Materials provided:
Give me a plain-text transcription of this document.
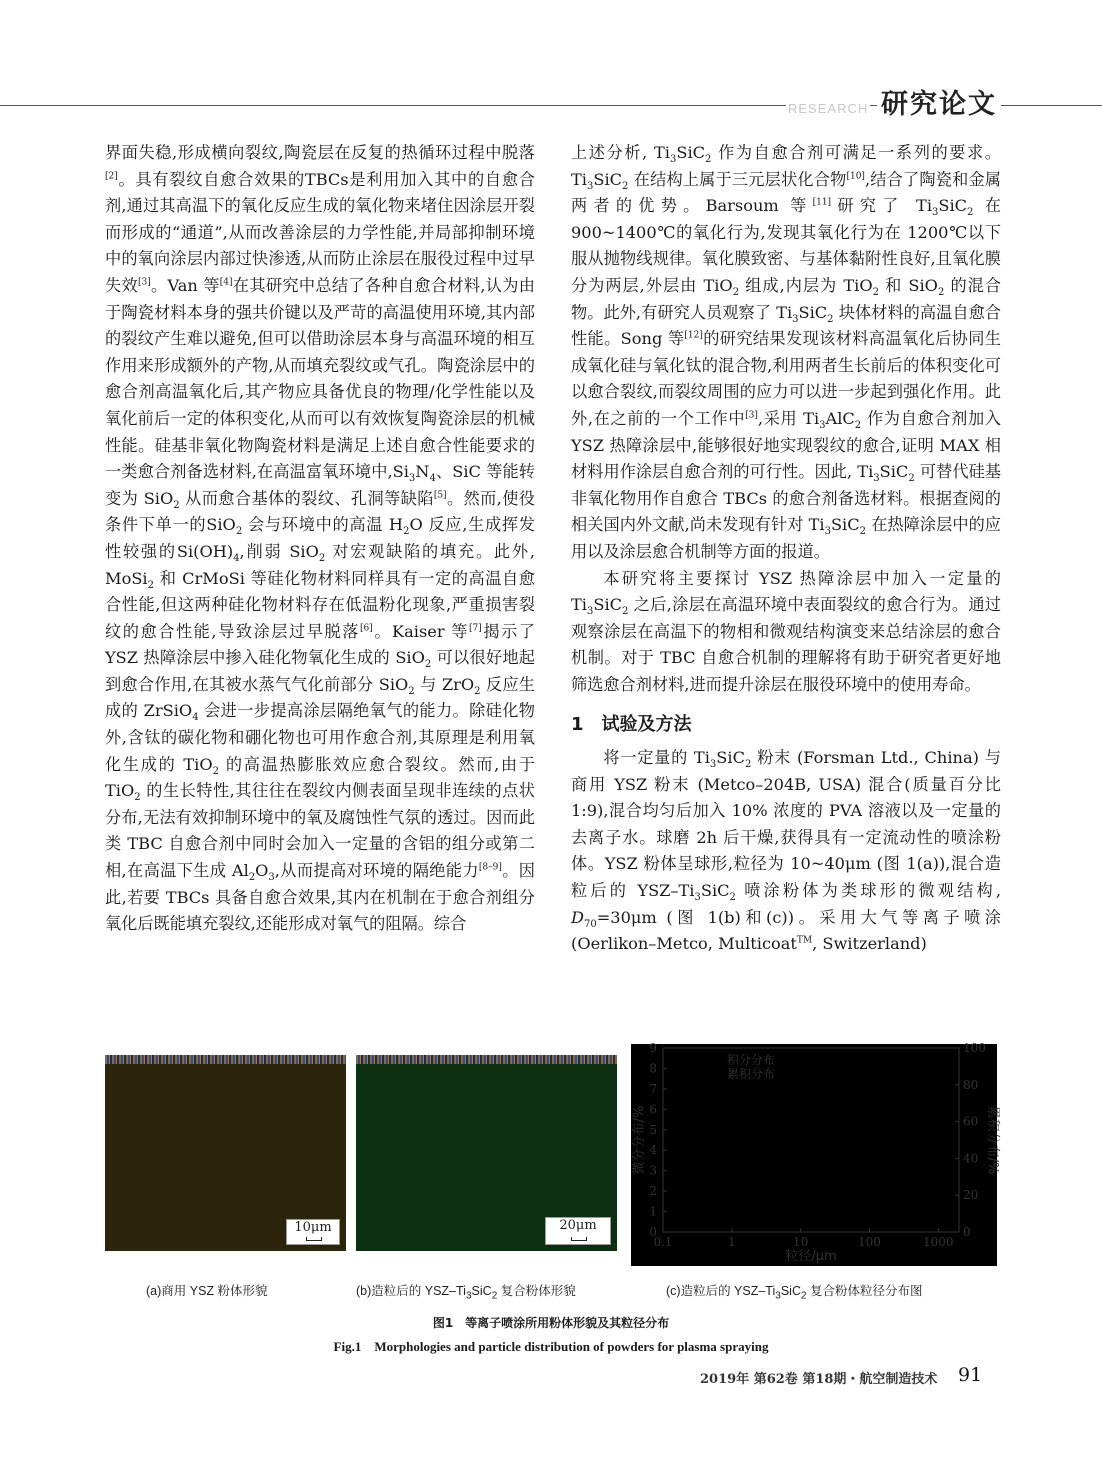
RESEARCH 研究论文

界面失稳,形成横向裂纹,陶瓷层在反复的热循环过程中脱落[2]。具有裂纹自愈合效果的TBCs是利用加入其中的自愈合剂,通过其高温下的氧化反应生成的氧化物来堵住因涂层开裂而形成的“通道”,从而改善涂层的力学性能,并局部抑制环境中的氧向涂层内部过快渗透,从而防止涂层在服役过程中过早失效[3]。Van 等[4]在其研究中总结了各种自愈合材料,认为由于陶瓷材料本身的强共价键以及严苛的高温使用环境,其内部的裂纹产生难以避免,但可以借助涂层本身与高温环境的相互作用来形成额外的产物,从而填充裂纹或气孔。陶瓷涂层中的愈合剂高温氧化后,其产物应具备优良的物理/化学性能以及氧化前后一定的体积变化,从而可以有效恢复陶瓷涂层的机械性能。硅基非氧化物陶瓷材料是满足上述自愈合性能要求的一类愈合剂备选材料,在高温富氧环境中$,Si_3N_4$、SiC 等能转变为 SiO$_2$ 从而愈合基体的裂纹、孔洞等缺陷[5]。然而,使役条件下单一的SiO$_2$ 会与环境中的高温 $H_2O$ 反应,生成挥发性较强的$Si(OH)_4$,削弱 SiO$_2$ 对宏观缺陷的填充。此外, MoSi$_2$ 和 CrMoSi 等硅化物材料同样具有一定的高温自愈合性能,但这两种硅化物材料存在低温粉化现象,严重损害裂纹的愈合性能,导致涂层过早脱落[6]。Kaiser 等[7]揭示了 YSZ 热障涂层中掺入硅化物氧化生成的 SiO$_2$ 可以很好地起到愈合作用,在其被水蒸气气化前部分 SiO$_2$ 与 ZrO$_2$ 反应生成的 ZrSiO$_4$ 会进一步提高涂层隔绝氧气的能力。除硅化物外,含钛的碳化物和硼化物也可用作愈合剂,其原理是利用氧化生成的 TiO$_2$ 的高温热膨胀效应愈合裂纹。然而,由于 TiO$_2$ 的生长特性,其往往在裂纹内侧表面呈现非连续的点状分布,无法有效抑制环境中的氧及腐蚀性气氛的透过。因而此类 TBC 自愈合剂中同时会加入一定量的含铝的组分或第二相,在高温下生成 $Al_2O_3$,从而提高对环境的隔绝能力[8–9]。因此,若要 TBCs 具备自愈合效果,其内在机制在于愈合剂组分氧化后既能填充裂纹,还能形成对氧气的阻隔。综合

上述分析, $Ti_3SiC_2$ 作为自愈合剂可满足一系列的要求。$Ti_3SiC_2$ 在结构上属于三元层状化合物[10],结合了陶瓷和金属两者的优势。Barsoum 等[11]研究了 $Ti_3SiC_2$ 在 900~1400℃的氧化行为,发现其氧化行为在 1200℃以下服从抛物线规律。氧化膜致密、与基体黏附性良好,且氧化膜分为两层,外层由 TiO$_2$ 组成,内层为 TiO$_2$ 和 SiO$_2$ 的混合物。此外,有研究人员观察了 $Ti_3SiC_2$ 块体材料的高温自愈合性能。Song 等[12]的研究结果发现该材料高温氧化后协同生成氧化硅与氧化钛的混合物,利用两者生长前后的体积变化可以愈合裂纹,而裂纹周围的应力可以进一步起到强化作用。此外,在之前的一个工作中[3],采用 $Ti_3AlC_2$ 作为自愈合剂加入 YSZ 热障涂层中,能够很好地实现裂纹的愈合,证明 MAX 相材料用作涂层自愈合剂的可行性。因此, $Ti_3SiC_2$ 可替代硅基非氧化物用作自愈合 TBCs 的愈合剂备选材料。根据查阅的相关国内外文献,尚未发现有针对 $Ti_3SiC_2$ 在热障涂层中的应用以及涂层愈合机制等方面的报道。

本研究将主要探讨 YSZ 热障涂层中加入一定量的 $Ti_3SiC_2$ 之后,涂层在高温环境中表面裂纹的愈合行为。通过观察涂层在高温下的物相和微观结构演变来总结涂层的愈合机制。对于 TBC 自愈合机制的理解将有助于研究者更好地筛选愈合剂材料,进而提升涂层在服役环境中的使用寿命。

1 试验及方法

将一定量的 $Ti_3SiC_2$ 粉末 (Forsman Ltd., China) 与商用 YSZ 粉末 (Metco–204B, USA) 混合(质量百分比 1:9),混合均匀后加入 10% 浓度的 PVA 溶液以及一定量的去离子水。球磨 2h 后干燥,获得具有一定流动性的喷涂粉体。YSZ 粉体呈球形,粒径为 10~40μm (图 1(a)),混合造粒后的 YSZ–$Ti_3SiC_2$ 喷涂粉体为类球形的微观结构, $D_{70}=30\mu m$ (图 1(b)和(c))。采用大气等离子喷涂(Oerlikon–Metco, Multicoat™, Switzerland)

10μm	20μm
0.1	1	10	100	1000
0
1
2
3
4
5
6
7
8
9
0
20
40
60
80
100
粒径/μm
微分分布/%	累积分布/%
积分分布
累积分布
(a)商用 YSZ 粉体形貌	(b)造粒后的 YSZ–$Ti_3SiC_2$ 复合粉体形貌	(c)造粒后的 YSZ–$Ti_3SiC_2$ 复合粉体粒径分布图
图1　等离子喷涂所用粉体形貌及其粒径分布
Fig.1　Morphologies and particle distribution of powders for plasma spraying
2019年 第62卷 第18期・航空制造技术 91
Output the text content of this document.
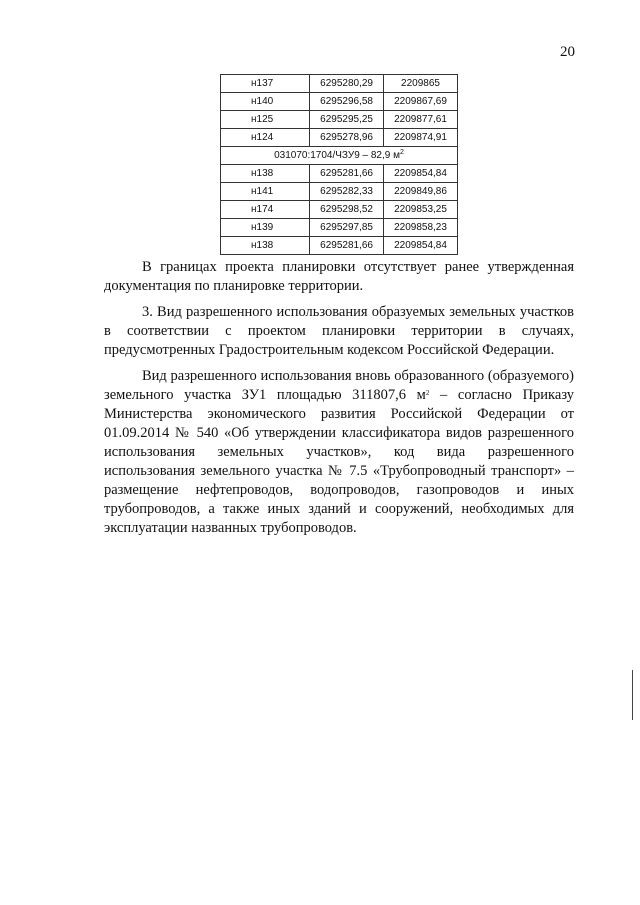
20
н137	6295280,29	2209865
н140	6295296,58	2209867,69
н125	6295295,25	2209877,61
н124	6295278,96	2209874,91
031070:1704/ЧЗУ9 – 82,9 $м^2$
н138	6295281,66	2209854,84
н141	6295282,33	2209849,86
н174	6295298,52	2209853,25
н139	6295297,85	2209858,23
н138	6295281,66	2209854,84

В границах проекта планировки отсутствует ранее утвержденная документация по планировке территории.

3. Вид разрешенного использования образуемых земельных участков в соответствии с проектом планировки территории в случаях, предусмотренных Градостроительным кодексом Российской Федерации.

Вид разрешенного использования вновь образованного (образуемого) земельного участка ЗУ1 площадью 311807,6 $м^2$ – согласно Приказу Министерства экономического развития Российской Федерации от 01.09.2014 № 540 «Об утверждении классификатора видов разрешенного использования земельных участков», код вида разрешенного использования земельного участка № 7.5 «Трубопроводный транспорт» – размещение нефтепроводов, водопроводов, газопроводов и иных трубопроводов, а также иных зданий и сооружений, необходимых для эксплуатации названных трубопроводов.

What you should do: Leave the pictures out, and transcribe each of the records exactly.

Worked solution:
Give me a plain-text transcription of this document.
RESEARCH 研究论文

界面失稳,形成横向裂纹,陶瓷层在反复的热循环过程中脱落[2]。具有裂纹自愈合效果的TBCs是利用加入其中的自愈合剂,通过其高温下的氧化反应生成的氧化物来堵住因涂层开裂而形成的“通道”,从而改善涂层的力学性能,并局部抑制环境中的氧向涂层内部过快渗透,从而防止涂层在服役过程中过早失效[3]。Van 等[4]在其研究中总结了各种自愈合材料,认为由于陶瓷材料本身的强共价键以及严苛的高温使用环境,其内部的裂纹产生难以避免,但可以借助涂层本身与高温环境的相互作用来形成额外的产物,从而填充裂纹或气孔。陶瓷涂层中的愈合剂高温氧化后,其产物应具备优良的物理/化学性能以及氧化前后一定的体积变化,从而可以有效恢复陶瓷涂层的机械性能。硅基非氧化物陶瓷材料是满足上述自愈合性能要求的一类愈合剂备选材料,在高温富氧环境中$,Si_3N_4$、SiC 等能转变为 SiO$_2$ 从而愈合基体的裂纹、孔洞等缺陷[5]。然而,使役条件下单一的SiO$_2$ 会与环境中的高温 $H_2O$ 反应,生成挥发性较强的$Si(OH)_4$,削弱 SiO$_2$ 对宏观缺陷的填充。此外, MoSi$_2$ 和 CrMoSi 等硅化物材料同样具有一定的高温自愈合性能,但这两种硅化物材料存在低温粉化现象,严重损害裂纹的愈合性能,导致涂层过早脱落[6]。Kaiser 等[7]揭示了 YSZ 热障涂层中掺入硅化物氧化生成的 SiO$_2$ 可以很好地起到愈合作用,在其被水蒸气气化前部分 SiO$_2$ 与 ZrO$_2$ 反应生成的 ZrSiO$_4$ 会进一步提高涂层隔绝氧气的能力。除硅化物外,含钛的碳化物和硼化物也可用作愈合剂,其原理是利用氧化生成的 TiO$_2$ 的高温热膨胀效应愈合裂纹。然而,由于 TiO$_2$ 的生长特性,其往往在裂纹内侧表面呈现非连续的点状分布,无法有效抑制环境中的氧及腐蚀性气氛的透过。因而此类 TBC 自愈合剂中同时会加入一定量的含铝的组分或第二相,在高温下生成 $Al_2O_3$,从而提高对环境的隔绝能力[8–9]。因此,若要 TBCs 具备自愈合效果,其内在机制在于愈合剂组分氧化后既能填充裂纹,还能形成对氧气的阻隔。综合

上述分析, $Ti_3SiC_2$ 作为自愈合剂可满足一系列的要求。$Ti_3SiC_2$ 在结构上属于三元层状化合物[10],结合了陶瓷和金属两者的优势。Barsoum 等[11]研究了 $Ti_3SiC_2$ 在 900~1400℃的氧化行为,发现其氧化行为在 1200℃以下服从抛物线规律。氧化膜致密、与基体黏附性良好,且氧化膜分为两层,外层由 TiO$_2$ 组成,内层为 TiO$_2$ 和 SiO$_2$ 的混合物。此外,有研究人员观察了 $Ti_3SiC_2$ 块体材料的高温自愈合性能。Song 等[12]的研究结果发现该材料高温氧化后协同生成氧化硅与氧化钛的混合物,利用两者生长前后的体积变化可以愈合裂纹,而裂纹周围的应力可以进一步起到强化作用。此外,在之前的一个工作中[3],采用 $Ti_3AlC_2$ 作为自愈合剂加入 YSZ 热障涂层中,能够很好地实现裂纹的愈合,证明 MAX 相材料用作涂层自愈合剂的可行性。因此, $Ti_3SiC_2$ 可替代硅基非氧化物用作自愈合 TBCs 的愈合剂备选材料。根据查阅的相关国内外文献,尚未发现有针对 $Ti_3SiC_2$ 在热障涂层中的应用以及涂层愈合机制等方面的报道。

本研究将主要探讨 YSZ 热障涂层中加入一定量的 $Ti_3SiC_2$ 之后,涂层在高温环境中表面裂纹的愈合行为。通过观察涂层在高温下的物相和微观结构演变来总结涂层的愈合机制。对于 TBC 自愈合机制的理解将有助于研究者更好地筛选愈合剂材料,进而提升涂层在服役环境中的使用寿命。

1 试验及方法

将一定量的 $Ti_3SiC_2$ 粉末 (Forsman Ltd., China) 与商用 YSZ 粉末 (Metco–204B, USA) 混合(质量百分比 1:9),混合均匀后加入 10% 浓度的 PVA 溶液以及一定量的去离子水。球磨 2h 后干燥,获得具有一定流动性的喷涂粉体。YSZ 粉体呈球形,粒径为 10~40μm (图 1(a)),混合造粒后的 YSZ–$Ti_3SiC_2$ 喷涂粉体为类球形的微观结构, $D_{70}=30\mu m$ (图 1(b)和(c))。采用大气等离子喷涂(Oerlikon–Metco, Multicoat™, Switzerland)

10μm	20μm
0.1	1	10	100	1000
0
1
2
3
4
5
6
7
8
9
0
20
40
60
80
100
粒径/μm
微分分布/%	累积分布/%
积分分布
累积分布
(a)商用 YSZ 粉体形貌	(b)造粒后的 YSZ–$Ti_3SiC_2$ 复合粉体形貌	(c)造粒后的 YSZ–$Ti_3SiC_2$ 复合粉体粒径分布图
图1　等离子喷涂所用粉体形貌及其粒径分布
Fig.1　Morphologies and particle distribution of powders for plasma spraying
2019年 第62卷 第18期・航空制造技术 91
Output the text content of this document.
20
н137	6295280,29	2209865
н140	6295296,58	2209867,69
н125	6295295,25	2209877,61
н124	6295278,96	2209874,91
031070:1704/ЧЗУ9 – 82,9 $м^2$
н138	6295281,66	2209854,84
н141	6295282,33	2209849,86
н174	6295298,52	2209853,25
н139	6295297,85	2209858,23
н138	6295281,66	2209854,84

В границах проекта планировки отсутствует ранее утвержденная документация по планировке территории.

3. Вид разрешенного использования образуемых земельных участков в соответствии с проектом планировки территории в случаях, предусмотренных Градостроительным кодексом Российской Федерации.

Вид разрешенного использования вновь образованного (образуемого) земельного участка ЗУ1 площадью 311807,6 $м^2$ – согласно Приказу Министерства экономического развития Российской Федерации от 01.09.2014 № 540 «Об утверждении классификатора видов разрешенного использования земельных участков», код вида разрешенного использования земельного участка № 7.5 «Трубопроводный транспорт» – размещение нефтепроводов, водопроводов, газопроводов и иных трубопроводов, а также иных зданий и сооружений, необходимых для эксплуатации названных трубопроводов.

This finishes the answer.